Text excerpt →
━━━━━━━━━━

Diagnosis of gastroesophageal acid reflux gerd

Diagnosis:

There is no standard criterion for the diagnosis of GERD. Heartburn and regurgitation, with or without dysphagia, comprise the clinical syndrome of GERD and are the basis for making a clinical diagnosis. In a study by Klauser et al. , symptoms of heartburn and acid regurgitation were reported to have a high specificity (more than 90%) for GERD, but a low sensitivity. It is also well accepted that some patients can present with atypical symptoms, which are listed in. As such, making an accurate diagnosis of GERD on the basis of a subjective evaluation of symptoms alone is extremely challenging. (Dent J, 2007)

gastroesophageal acid reflux and Oral Health

Oral Health

GERD has been shown to affect overall oral health. One study showed that children with GERD have increased dental erosion, salivary yeast, and salivary Mutans streptococci compared with healthy children. In addition, research indicates that children with GERD have more dental caries and more severe erosion compared with healthy children. .( Franco RA, et al , 2006)

 

 

gastroesophageal reflux and Respiratory Conditions

Respiratory Conditions

GERD is associated with numerous respiratory conditions. Approximately 10% of patients presenting to ENT specialists have conditions that may be attributed to GERD.23 One study revealed that GERD is present in 75% of individuals with refractory ENT symptoms, and PPI therapy provided symptom relief or reduction in the majority of these individuals. Asthma is associated with the presence of GERD symptoms, and although the relationship has not been well-studied. It is estimated that prevalence of GERD in people with asthma is between 60%– 80% in adults and 50%–60% in children. Although the direct correlation is unknown, researchers have suggested that reflux aggravates asthma, which in turn induces further reflux.( Poelmans J, et al ,2006)

━━━━━━━━━━

[Stored data entries]
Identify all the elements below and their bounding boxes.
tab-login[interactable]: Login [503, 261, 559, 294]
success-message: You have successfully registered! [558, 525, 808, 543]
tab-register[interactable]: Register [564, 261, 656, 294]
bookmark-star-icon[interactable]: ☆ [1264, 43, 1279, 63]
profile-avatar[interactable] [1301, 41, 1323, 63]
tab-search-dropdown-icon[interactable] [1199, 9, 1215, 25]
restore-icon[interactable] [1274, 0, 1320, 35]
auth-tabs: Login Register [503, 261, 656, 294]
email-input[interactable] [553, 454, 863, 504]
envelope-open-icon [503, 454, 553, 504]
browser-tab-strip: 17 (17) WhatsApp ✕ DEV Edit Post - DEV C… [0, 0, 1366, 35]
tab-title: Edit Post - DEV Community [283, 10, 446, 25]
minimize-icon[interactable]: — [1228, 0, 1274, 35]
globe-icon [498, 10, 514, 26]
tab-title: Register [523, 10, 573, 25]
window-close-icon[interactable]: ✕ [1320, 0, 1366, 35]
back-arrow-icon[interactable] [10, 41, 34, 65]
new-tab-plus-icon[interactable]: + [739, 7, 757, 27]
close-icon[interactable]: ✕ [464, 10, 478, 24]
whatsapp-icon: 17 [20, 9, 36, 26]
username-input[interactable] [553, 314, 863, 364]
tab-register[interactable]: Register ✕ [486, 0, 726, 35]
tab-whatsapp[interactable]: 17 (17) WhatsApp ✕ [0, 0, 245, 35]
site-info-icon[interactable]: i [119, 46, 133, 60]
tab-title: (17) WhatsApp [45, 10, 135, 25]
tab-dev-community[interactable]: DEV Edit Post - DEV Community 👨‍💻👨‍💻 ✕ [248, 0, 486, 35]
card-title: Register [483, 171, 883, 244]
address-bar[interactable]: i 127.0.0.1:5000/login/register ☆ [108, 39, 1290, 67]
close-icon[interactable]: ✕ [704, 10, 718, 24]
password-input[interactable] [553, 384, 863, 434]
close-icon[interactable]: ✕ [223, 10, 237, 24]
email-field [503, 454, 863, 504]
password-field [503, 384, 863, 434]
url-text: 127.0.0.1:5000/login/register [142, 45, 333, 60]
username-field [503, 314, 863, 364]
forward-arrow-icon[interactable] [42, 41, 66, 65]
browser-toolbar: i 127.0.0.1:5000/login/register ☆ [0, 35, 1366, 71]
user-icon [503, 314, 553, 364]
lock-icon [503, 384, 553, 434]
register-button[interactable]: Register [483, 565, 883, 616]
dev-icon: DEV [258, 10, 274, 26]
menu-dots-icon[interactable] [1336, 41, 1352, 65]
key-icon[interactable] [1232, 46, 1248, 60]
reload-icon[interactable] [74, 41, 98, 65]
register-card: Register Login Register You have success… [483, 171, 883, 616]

━━━━━━━━━━

Exercises to complete →
[a] According to the text on GERD, what is the estimated prevalence of GERD among adults with asthma?
[b] Extract the portion of the text on GERD from "There is no" up to and including "(Dent J, 2007)", copying it verbatim.

Solutions to the tasks →
[a] Between 60% and 80%.

[b]
There is no standard criterion for the diagnosis of GERD. Heartburn and regurgitation, with or without dysphagia, comprise the clinical syndrome of GERD and are the basis for making a clinical diagnosis. In a study by Klauser et al. , symptoms of heartburn and acid regurgitation were reported to have a high specificity (more than 90%) for GERD, but a low sensitivity. It is also well accepted that some patients can present with atypical symptoms, which are listed in. As such, making an accurate diagnosis of GERD on the basis of a subjective evaluation of symptoms alone is extremely challenging. (Dent J, 2007)